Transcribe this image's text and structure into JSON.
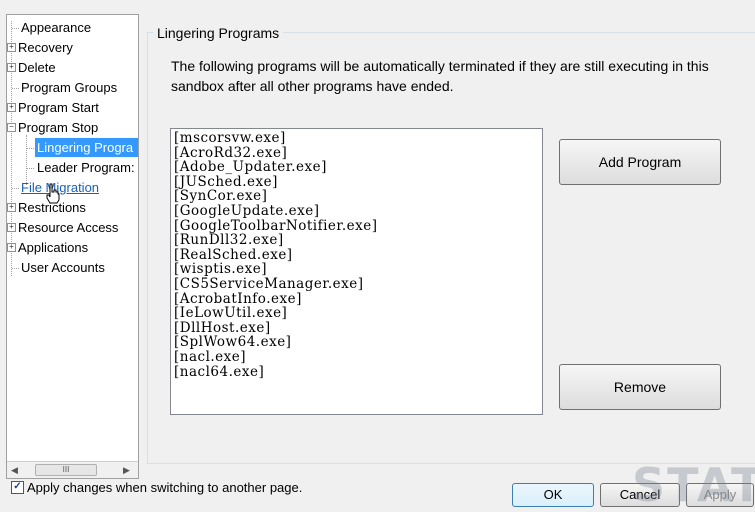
{
  "tree": {
    "items": [
      {
        "label": "Appearance"
      },
      {
        "label": "Recovery"
      },
      {
        "label": "Delete"
      },
      {
        "label": "Program Groups"
      },
      {
        "label": "Program Start"
      },
      {
        "label": "Program Stop"
      },
      {
        "label": "Lingering Progra"
      },
      {
        "label": "Leader Program:"
      },
      {
        "label": "File Migration"
      },
      {
        "label": "Restrictions"
      },
      {
        "label": "Resource Access"
      },
      {
        "label": "Applications"
      },
      {
        "label": "User Accounts"
      }
    ],
    "scroll_thumb": "III"
  },
  "group": {
    "title": "Lingering Programs",
    "description": "The following programs will be automatically terminated if they are still executing in this sandbox after all other programs have ended."
  },
  "programs": [
    "[mscorsvw.exe]",
    "[AcroRd32.exe]",
    "[Adobe_Updater.exe]",
    "[JUSched.exe]",
    "[SynCor.exe]",
    "[GoogleUpdate.exe]",
    "[GoogleToolbarNotifier.exe]",
    "[RunDll32.exe]",
    "[RealSched.exe]",
    "[wisptis.exe]",
    "[CS5ServiceManager.exe]",
    "[AcrobatInfo.exe]",
    "[IeLowUtil.exe]",
    "[DllHost.exe]",
    "[SplWow64.exe]",
    "[nacl.exe]",
    "[nacl64.exe]"
  ],
  "buttons": {
    "add_program": "Add Program",
    "remove": "Remove",
    "ok": "OK",
    "cancel": "Cancel",
    "apply": "Apply"
  },
  "footer": {
    "apply_on_switch_label": "Apply changes when switching to another page.",
    "apply_on_switch_checked": true
  },
  "watermark": "STAT"
}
+-------+
## Exercise aim
In the records above, locate the lines holding the word "Lingering". Copy each of them.

## Solution to this task
        "label": "Lingering Progra"
    "title": "Lingering Programs",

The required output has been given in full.